EXERCISE DETAILS ▸ Omit every picture and write out the rest of the records exactly.

INPUT RECORDS ▸
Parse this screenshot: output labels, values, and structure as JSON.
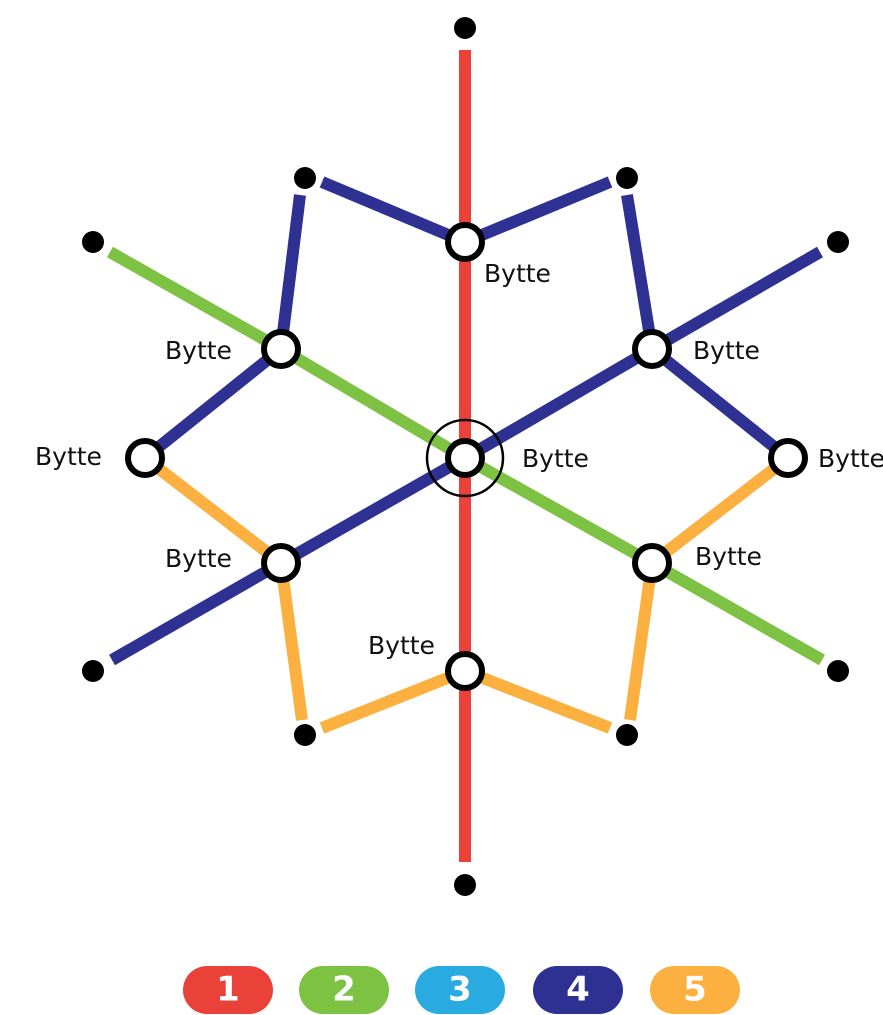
{
  "stations": [
    {
      "label": "Bytte"
    },
    {
      "label": "Bytte"
    },
    {
      "label": "Bytte"
    },
    {
      "label": "Bytte"
    },
    {
      "label": "Bytte"
    },
    {
      "label": "Bytte"
    },
    {
      "label": "Bytte"
    },
    {
      "label": "Bytte"
    },
    {
      "label": "Bytte"
    }
  ],
  "legend": [
    {
      "label": "1",
      "color": "#ea4138"
    },
    {
      "label": "2",
      "color": "#7dc242"
    },
    {
      "label": "3",
      "color": "#29abe2"
    },
    {
      "label": "4",
      "color": "#2e3192"
    },
    {
      "label": "5",
      "color": "#fbb040"
    }
  ]
}
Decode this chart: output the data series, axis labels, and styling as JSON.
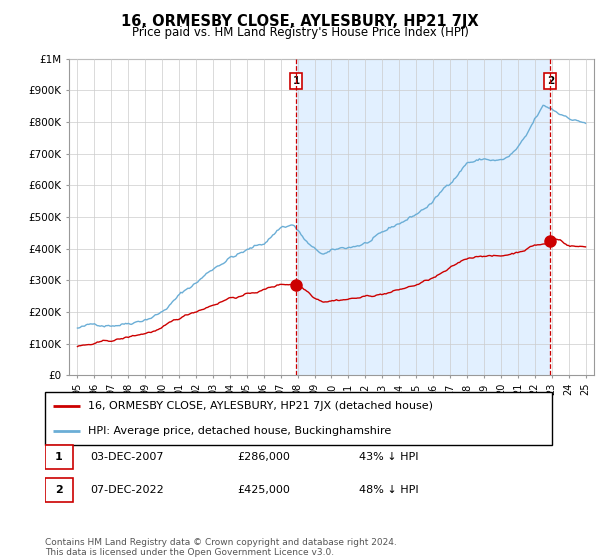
{
  "title": "16, ORMESBY CLOSE, AYLESBURY, HP21 7JX",
  "subtitle": "Price paid vs. HM Land Registry's House Price Index (HPI)",
  "hpi_label": "HPI: Average price, detached house, Buckinghamshire",
  "price_label": "16, ORMESBY CLOSE, AYLESBURY, HP21 7JX (detached house)",
  "hpi_color": "#6baed6",
  "price_color": "#cc0000",
  "fill_color": "#ddeeff",
  "point1_date": "03-DEC-2007",
  "point1_price": 286000,
  "point1_note": "43% ↓ HPI",
  "point2_date": "07-DEC-2022",
  "point2_price": 425000,
  "point2_note": "48% ↓ HPI",
  "footer": "Contains HM Land Registry data © Crown copyright and database right 2024.\nThis data is licensed under the Open Government Licence v3.0.",
  "ylim": [
    0,
    1000000
  ],
  "yticks": [
    0,
    100000,
    200000,
    300000,
    400000,
    500000,
    600000,
    700000,
    800000,
    900000,
    1000000
  ],
  "ytick_labels": [
    "£0",
    "£100K",
    "£200K",
    "£300K",
    "£400K",
    "£500K",
    "£600K",
    "£700K",
    "£800K",
    "£900K",
    "£1M"
  ],
  "t1_year": 2007.917,
  "t2_year": 2022.917,
  "xmin": 1994.5,
  "xmax": 2025.5
}
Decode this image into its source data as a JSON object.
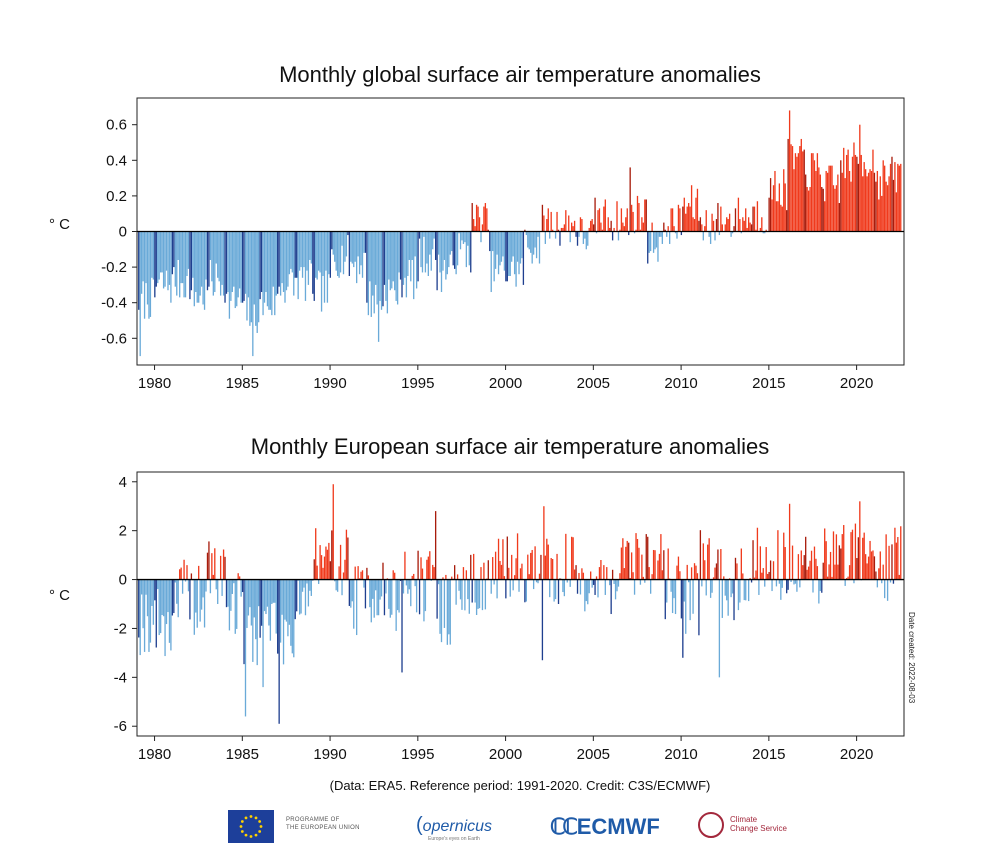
{
  "credit": "(Data: ERA5.  Reference period: 1991-2020.  Credit: C3S/ECMWF)",
  "side_note": "Date created: 2022-08-03",
  "logos": {
    "eu_text_line1": "PROGRAMME OF",
    "eu_text_line2": "THE EUROPEAN UNION",
    "copernicus": "opernicus",
    "copernicus_sub": "Europe's eyes on Earth",
    "ecmwf": "ECMWF",
    "c3s_line1": "Climate",
    "c3s_line2": "Change Service"
  },
  "colors": {
    "positive": "#f03a1c",
    "positive_dark": "#a81c0c",
    "negative": "#6aaad8",
    "negative_dark": "#1f3f8f",
    "zero_line": "#000000",
    "eu_flag": "#1d3f9a",
    "eu_star": "#ffd200"
  },
  "chart_data": [
    {
      "type": "bar",
      "title": "Monthly global surface air temperature anomalies",
      "ylabel": "° C",
      "xlabel": "",
      "ylim": [
        -0.75,
        0.75
      ],
      "yticks": [
        -0.6,
        -0.4,
        -0.2,
        0,
        0.2,
        0.4,
        0.6
      ],
      "ytick_labels": [
        "-0.6",
        "-0.4",
        "-0.2",
        "0",
        "0.2",
        "0.4",
        "0.6"
      ],
      "xlim": [
        1979,
        2022.7
      ],
      "xticks": [
        1980,
        1985,
        1990,
        1995,
        2000,
        2005,
        2010,
        2015,
        2020
      ],
      "xtick_labels": [
        "1980",
        "1985",
        "1990",
        "1995",
        "2000",
        "2005",
        "2010",
        "2015",
        "2020"
      ],
      "grid": false,
      "legend": "none",
      "x_start": "1979-01",
      "x_step": "1 month",
      "note": "monthly values, estimated from the plot",
      "yearly_means": [
        -0.38,
        -0.3,
        -0.28,
        -0.36,
        -0.28,
        -0.4,
        -0.46,
        -0.4,
        -0.3,
        -0.28,
        -0.34,
        -0.14,
        -0.18,
        -0.38,
        -0.34,
        -0.26,
        -0.14,
        -0.22,
        -0.12,
        0.06,
        -0.22,
        -0.22,
        -0.08,
        0.04,
        0.04,
        -0.02,
        0.08,
        0.06,
        0.1,
        -0.06,
        0.04,
        0.14,
        0.04,
        0.06,
        0.08,
        0.1,
        0.24,
        0.4,
        0.34,
        0.26,
        0.38,
        0.4,
        0.3,
        0.32
      ],
      "values": []
    },
    {
      "type": "bar",
      "title": "Monthly European surface air temperature anomalies",
      "ylabel": "° C",
      "xlabel": "",
      "ylim": [
        -6.4,
        4.4
      ],
      "yticks": [
        -6,
        -4,
        -2,
        0,
        2,
        4
      ],
      "ytick_labels": [
        "-6",
        "-4",
        "-2",
        "0",
        "2",
        "4"
      ],
      "xlim": [
        1979,
        2022.7
      ],
      "xticks": [
        1980,
        1985,
        1990,
        1995,
        2000,
        2005,
        2010,
        2015,
        2020
      ],
      "xtick_labels": [
        "1980",
        "1985",
        "1990",
        "1995",
        "2000",
        "2005",
        "2010",
        "2015",
        "2020"
      ],
      "grid": false,
      "legend": "none",
      "x_start": "1979-01",
      "x_step": "1 month",
      "note": "monthly values, estimated from the plot",
      "yearly_means": [
        -1.6,
        -1.8,
        -0.6,
        -0.9,
        0.2,
        -1.0,
        -2.0,
        -1.7,
        -2.0,
        -0.6,
        0.4,
        0.8,
        -0.8,
        -0.4,
        -0.9,
        -0.2,
        -0.3,
        -1.2,
        -0.4,
        -0.2,
        0.2,
        0.6,
        0.4,
        0.3,
        0.4,
        0.1,
        -0.2,
        0.5,
        0.8,
        0.6,
        -0.2,
        -0.8,
        0.6,
        -0.2,
        0.2,
        0.8,
        0.6,
        0.7,
        0.4,
        0.9,
        1.1,
        1.2,
        0.6,
        1.0
      ],
      "values": []
    }
  ]
}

RESPONSE BELOW ▸
Parse this screenshot: output labels, values, and structure as JSON.
{
  "stations": [
    {
      "label": "Bytte"
    },
    {
      "label": "Bytte"
    },
    {
      "label": "Bytte"
    },
    {
      "label": "Bytte"
    },
    {
      "label": "Bytte"
    },
    {
      "label": "Bytte"
    },
    {
      "label": "Bytte"
    },
    {
      "label": "Bytte"
    },
    {
      "label": "Bytte"
    }
  ],
  "legend": [
    {
      "label": "1",
      "color": "#ea4138"
    },
    {
      "label": "2",
      "color": "#7dc242"
    },
    {
      "label": "3",
      "color": "#29abe2"
    },
    {
      "label": "4",
      "color": "#2e3192"
    },
    {
      "label": "5",
      "color": "#fbb040"
    }
  ]
}
Decode this chart: output the data series, axis labels, and styling as JSON.
{
  "title": "16, ORMESBY CLOSE, AYLESBURY, HP21 7JX",
  "subtitle": "Price paid vs. HM Land Registry's House Price Index (HPI)",
  "hpi_label": "HPI: Average price, detached house, Buckinghamshire",
  "price_label": "16, ORMESBY CLOSE, AYLESBURY, HP21 7JX (detached house)",
  "hpi_color": "#6baed6",
  "price_color": "#cc0000",
  "fill_color": "#ddeeff",
  "point1_date": "03-DEC-2007",
  "point1_price": 286000,
  "point1_note": "43% ↓ HPI",
  "point2_date": "07-DEC-2022",
  "point2_price": 425000,
  "point2_note": "48% ↓ HPI",
  "footer": "Contains HM Land Registry data © Crown copyright and database right 2024.\nThis data is licensed under the Open Government Licence v3.0.",
  "ylim": [
    0,
    1000000
  ],
  "yticks": [
    0,
    100000,
    200000,
    300000,
    400000,
    500000,
    600000,
    700000,
    800000,
    900000,
    1000000
  ],
  "ytick_labels": [
    "£0",
    "£100K",
    "£200K",
    "£300K",
    "£400K",
    "£500K",
    "£600K",
    "£700K",
    "£800K",
    "£900K",
    "£1M"
  ],
  "t1_year": 2007.917,
  "t2_year": 2022.917,
  "xmin": 1994.5,
  "xmax": 2025.5
}
Decode this image into its source data as a JSON object.
{
  "credit": "(Data: ERA5.  Reference period: 1991-2020.  Credit: C3S/ECMWF)",
  "side_note": "Date created: 2022-08-03",
  "logos": {
    "eu_text_line1": "PROGRAMME OF",
    "eu_text_line2": "THE EUROPEAN UNION",
    "copernicus": "opernicus",
    "copernicus_sub": "Europe's eyes on Earth",
    "ecmwf": "ECMWF",
    "c3s_line1": "Climate",
    "c3s_line2": "Change Service"
  },
  "colors": {
    "positive": "#f03a1c",
    "positive_dark": "#a81c0c",
    "negative": "#6aaad8",
    "negative_dark": "#1f3f8f",
    "zero_line": "#000000",
    "eu_flag": "#1d3f9a",
    "eu_star": "#ffd200"
  },
  "chart_data": [
    {
      "type": "bar",
      "title": "Monthly global surface air temperature anomalies",
      "ylabel": "° C",
      "xlabel": "",
      "ylim": [
        -0.75,
        0.75
      ],
      "yticks": [
        -0.6,
        -0.4,
        -0.2,
        0,
        0.2,
        0.4,
        0.6
      ],
      "ytick_labels": [
        "-0.6",
        "-0.4",
        "-0.2",
        "0",
        "0.2",
        "0.4",
        "0.6"
      ],
      "xlim": [
        1979,
        2022.7
      ],
      "xticks": [
        1980,
        1985,
        1990,
        1995,
        2000,
        2005,
        2010,
        2015,
        2020
      ],
      "xtick_labels": [
        "1980",
        "1985",
        "1990",
        "1995",
        "2000",
        "2005",
        "2010",
        "2015",
        "2020"
      ],
      "grid": false,
      "legend": "none",
      "x_start": "1979-01",
      "x_step": "1 month",
      "note": "monthly values, estimated from the plot",
      "yearly_means": [
        -0.38,
        -0.3,
        -0.28,
        -0.36,
        -0.28,
        -0.4,
        -0.46,
        -0.4,
        -0.3,
        -0.28,
        -0.34,
        -0.14,
        -0.18,
        -0.38,
        -0.34,
        -0.26,
        -0.14,
        -0.22,
        -0.12,
        0.06,
        -0.22,
        -0.22,
        -0.08,
        0.04,
        0.04,
        -0.02,
        0.08,
        0.06,
        0.1,
        -0.06,
        0.04,
        0.14,
        0.04,
        0.06,
        0.08,
        0.1,
        0.24,
        0.4,
        0.34,
        0.26,
        0.38,
        0.4,
        0.3,
        0.32
      ],
      "values": []
    },
    {
      "type": "bar",
      "title": "Monthly European surface air temperature anomalies",
      "ylabel": "° C",
      "xlabel": "",
      "ylim": [
        -6.4,
        4.4
      ],
      "yticks": [
        -6,
        -4,
        -2,
        0,
        2,
        4
      ],
      "ytick_labels": [
        "-6",
        "-4",
        "-2",
        "0",
        "2",
        "4"
      ],
      "xlim": [
        1979,
        2022.7
      ],
      "xticks": [
        1980,
        1985,
        1990,
        1995,
        2000,
        2005,
        2010,
        2015,
        2020
      ],
      "xtick_labels": [
        "1980",
        "1985",
        "1990",
        "1995",
        "2000",
        "2005",
        "2010",
        "2015",
        "2020"
      ],
      "grid": false,
      "legend": "none",
      "x_start": "1979-01",
      "x_step": "1 month",
      "note": "monthly values, estimated from the plot",
      "yearly_means": [
        -1.6,
        -1.8,
        -0.6,
        -0.9,
        0.2,
        -1.0,
        -2.0,
        -1.7,
        -2.0,
        -0.6,
        0.4,
        0.8,
        -0.8,
        -0.4,
        -0.9,
        -0.2,
        -0.3,
        -1.2,
        -0.4,
        -0.2,
        0.2,
        0.6,
        0.4,
        0.3,
        0.4,
        0.1,
        -0.2,
        0.5,
        0.8,
        0.6,
        -0.2,
        -0.8,
        0.6,
        -0.2,
        0.2,
        0.8,
        0.6,
        0.7,
        0.4,
        0.9,
        1.1,
        1.2,
        0.6,
        1.0
      ],
      "values": []
    }
  ]
}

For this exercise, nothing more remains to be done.